* **GIVEN REQUEST**
Find how many lines in the material contain "this"; your answer should be that number alone.

[Entries from a dataset]
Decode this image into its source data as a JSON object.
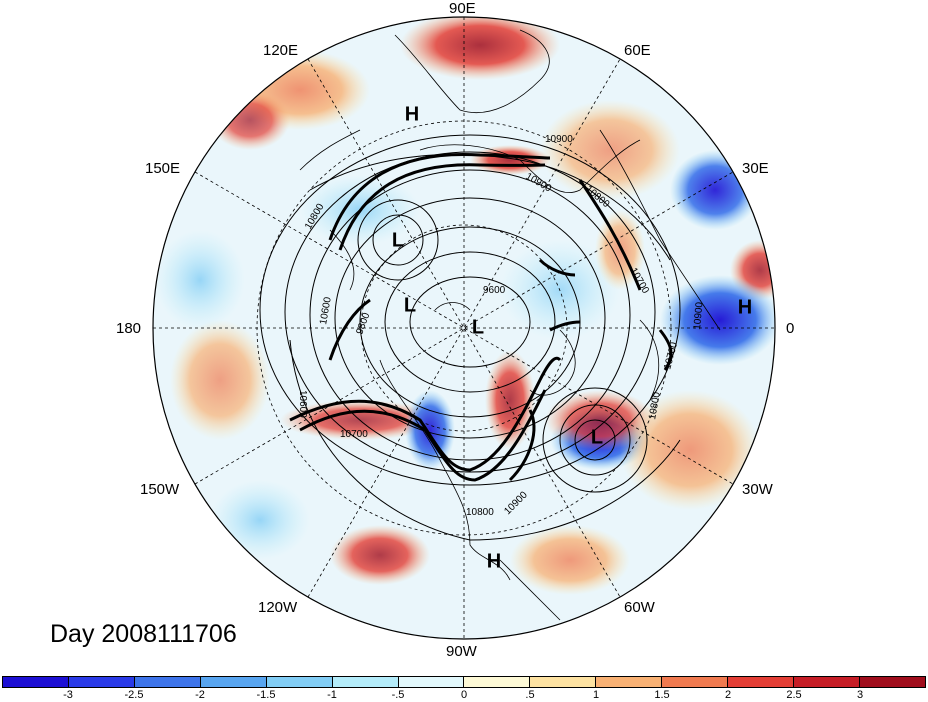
{
  "title": "Day 2008111706",
  "longitude_labels": {
    "lon_90e": "90E",
    "lon_60e": "60E",
    "lon_30e": "30E",
    "lon_0": "0",
    "lon_30w": "30W",
    "lon_60w": "60W",
    "lon_90w": "90W",
    "lon_120w": "120W",
    "lon_150w": "150W",
    "lon_180": "180",
    "lon_150e": "150E",
    "lon_120e": "120E"
  },
  "contour_labels": [
    "10900",
    "10800",
    "10600",
    "10700",
    "10900",
    "10800",
    "10900",
    "10700",
    "10800",
    "10600",
    "10700",
    "9600",
    "9800",
    "10800",
    "10900"
  ],
  "pressure_centers": [
    {
      "label": "H"
    },
    {
      "label": "L"
    },
    {
      "label": "L"
    },
    {
      "label": "L"
    },
    {
      "label": "H"
    },
    {
      "label": "L"
    },
    {
      "label": "H"
    }
  ],
  "colorbar": {
    "labels": [
      "-3",
      "-2.5",
      "-2",
      "-1.5",
      "-1",
      "-.5",
      "0",
      ".5",
      "1",
      "1.5",
      "2",
      "2.5",
      "3"
    ],
    "colors": [
      "#1c0fd4",
      "#2a3ae8",
      "#3d74ea",
      "#58a5f0",
      "#82cdf5",
      "#b4ecfa",
      "#e2f8fc",
      "#fdf9d6",
      "#fde2a2",
      "#f8b174",
      "#f07a50",
      "#e33e35",
      "#c61d26",
      "#a00d1c"
    ]
  }
}
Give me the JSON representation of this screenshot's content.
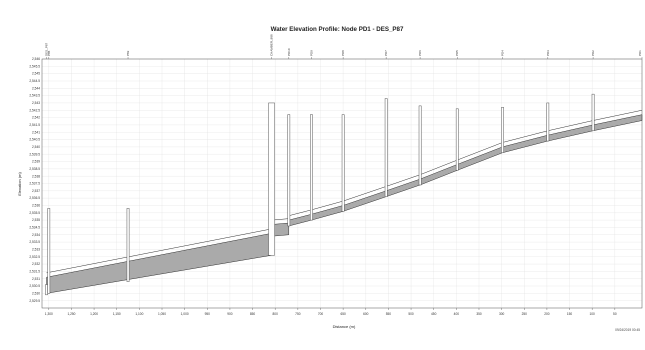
{
  "chart_data": {
    "type": "line",
    "title": "Water Elevation Profile:  Node PD1 - DES_P87",
    "xlabel": "Distance (m)",
    "ylabel": "Elevation (m)",
    "xlim": [
      1315,
      -10
    ],
    "ylim": [
      2529,
      2546
    ],
    "x_ticks": [
      1300,
      1250,
      1200,
      1150,
      1100,
      1050,
      1000,
      950,
      900,
      850,
      800,
      750,
      700,
      650,
      600,
      550,
      500,
      450,
      400,
      350,
      300,
      250,
      200,
      150,
      100,
      50
    ],
    "x_tick_labels": [
      "1,300",
      "1,250",
      "1,200",
      "1,150",
      "1,100",
      "1,050",
      "1,000",
      "950",
      "900",
      "850",
      "800",
      "750",
      "700",
      "650",
      "600",
      "550",
      "500",
      "450",
      "400",
      "350",
      "300",
      "250",
      "200",
      "150",
      "100",
      "50"
    ],
    "y_ticks": [
      2529.5,
      2530,
      2530.5,
      2531,
      2531.5,
      2532,
      2532.5,
      2533,
      2533.5,
      2534,
      2534.5,
      2535,
      2535.5,
      2536,
      2536.5,
      2537,
      2537.5,
      2538,
      2538.5,
      2539,
      2539.5,
      2540,
      2540.5,
      2541,
      2541.5,
      2542,
      2542.5,
      2543,
      2543.5,
      2544,
      2544.5,
      2545,
      2545.5,
      2546
    ],
    "y_tick_labels": [
      "2,529.5",
      "2,530",
      "2,530.5",
      "2,531",
      "2,531.5",
      "2,532",
      "2,532.5",
      "2,533",
      "2,533.5",
      "2,534",
      "2,534.5",
      "2,535",
      "2,535.5",
      "2,536",
      "2,536.5",
      "2,537",
      "2,537.5",
      "2,538",
      "2,538.5",
      "2,539",
      "2,539.5",
      "2,540",
      "2,540.5",
      "2,541",
      "2,541.5",
      "2,542",
      "2,542.5",
      "2,543",
      "2,543.5",
      "2,544",
      "2,544.5",
      "2,545",
      "2,545.5",
      "2,546"
    ],
    "nodes": [
      {
        "name": "DES_P87",
        "x": 1305,
        "invert": 2529.9,
        "top": 2530.6
      },
      {
        "name": "P85",
        "x": 1300,
        "invert": 2530.0,
        "top": 2535.8
      },
      {
        "name": "P83",
        "x": 1125,
        "invert": 2530.8,
        "top": 2535.8
      },
      {
        "name": "CHAMBER_888",
        "x": 808,
        "invert": 2532.6,
        "top": 2543.0
      },
      {
        "name": "PD10",
        "x": 770,
        "invert": 2534.6,
        "top": 2542.2
      },
      {
        "name": "PD9",
        "x": 720,
        "invert": 2535.0,
        "top": 2542.2
      },
      {
        "name": "PD8",
        "x": 650,
        "invert": 2535.6,
        "top": 2542.2
      },
      {
        "name": "PD7",
        "x": 555,
        "invert": 2536.6,
        "top": 2543.3
      },
      {
        "name": "PD6",
        "x": 480,
        "invert": 2537.4,
        "top": 2542.8
      },
      {
        "name": "PD5",
        "x": 398,
        "invert": 2538.4,
        "top": 2542.6
      },
      {
        "name": "PD4",
        "x": 298,
        "invert": 2539.6,
        "top": 2542.7
      },
      {
        "name": "PD3",
        "x": 198,
        "invert": 2540.4,
        "top": 2543.0
      },
      {
        "name": "PD2",
        "x": 98,
        "invert": 2541.1,
        "top": 2543.6
      },
      {
        "name": "PD1",
        "x": -10,
        "invert": 2541.8,
        "top": 2541.8
      }
    ],
    "water_segments": [
      {
        "x1": 1305,
        "x2": 808,
        "invert1": 2530.0,
        "invert2": 2532.6,
        "water1": 2531.1,
        "water2": 2534.1
      },
      {
        "x1": 808,
        "x2": 770,
        "invert1": 2533.9,
        "invert2": 2534.0,
        "water1": 2534.7,
        "water2": 2534.8
      },
      {
        "x1": 770,
        "x2": 720,
        "invert1": 2534.6,
        "invert2": 2535.0,
        "water1": 2535.0,
        "water2": 2535.4
      },
      {
        "x1": 720,
        "x2": 650,
        "invert1": 2535.0,
        "invert2": 2535.6,
        "water1": 2535.4,
        "water2": 2536.0
      },
      {
        "x1": 650,
        "x2": 555,
        "invert1": 2535.6,
        "invert2": 2536.6,
        "water1": 2536.0,
        "water2": 2537.0
      },
      {
        "x1": 555,
        "x2": 480,
        "invert1": 2536.6,
        "invert2": 2537.4,
        "water1": 2537.0,
        "water2": 2537.8
      },
      {
        "x1": 480,
        "x2": 398,
        "invert1": 2537.4,
        "invert2": 2538.4,
        "water1": 2537.8,
        "water2": 2538.8
      },
      {
        "x1": 398,
        "x2": 298,
        "invert1": 2538.4,
        "invert2": 2539.6,
        "water1": 2538.8,
        "water2": 2540.0
      },
      {
        "x1": 298,
        "x2": 198,
        "invert1": 2539.6,
        "invert2": 2540.4,
        "water1": 2540.0,
        "water2": 2540.8
      },
      {
        "x1": 198,
        "x2": 98,
        "invert1": 2540.4,
        "invert2": 2541.1,
        "water1": 2540.8,
        "water2": 2541.5
      },
      {
        "x1": 98,
        "x2": -10,
        "invert1": 2541.1,
        "invert2": 2541.8,
        "water1": 2541.5,
        "water2": 2542.2
      }
    ],
    "pipe_crown": [
      {
        "x1": 1305,
        "x2": 808,
        "y1": 2531.4,
        "y2": 2534.4
      },
      {
        "x1": 808,
        "x2": 770,
        "y1": 2535.0,
        "y2": 2535.1
      },
      {
        "x1": 770,
        "x2": 720,
        "y1": 2535.3,
        "y2": 2535.7
      },
      {
        "x1": 720,
        "x2": 650,
        "y1": 2535.7,
        "y2": 2536.3
      },
      {
        "x1": 650,
        "x2": 555,
        "y1": 2536.3,
        "y2": 2537.3
      },
      {
        "x1": 555,
        "x2": 480,
        "y1": 2537.3,
        "y2": 2538.1
      },
      {
        "x1": 480,
        "x2": 398,
        "y1": 2538.1,
        "y2": 2539.1
      },
      {
        "x1": 398,
        "x2": 298,
        "y1": 2539.1,
        "y2": 2540.3
      },
      {
        "x1": 298,
        "x2": 198,
        "y1": 2540.3,
        "y2": 2541.1
      },
      {
        "x1": 198,
        "x2": 98,
        "y1": 2541.1,
        "y2": 2541.8
      },
      {
        "x1": 98,
        "x2": -10,
        "y1": 2541.8,
        "y2": 2542.5
      }
    ],
    "grid": true,
    "timestamp": "09/24/2019 00:45",
    "colors": {
      "water_fill": "#aaaaaa",
      "line": "#333333",
      "grid": "#dddddd",
      "structure": "#555555"
    }
  }
}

* **RESULT OF THE TASK**
2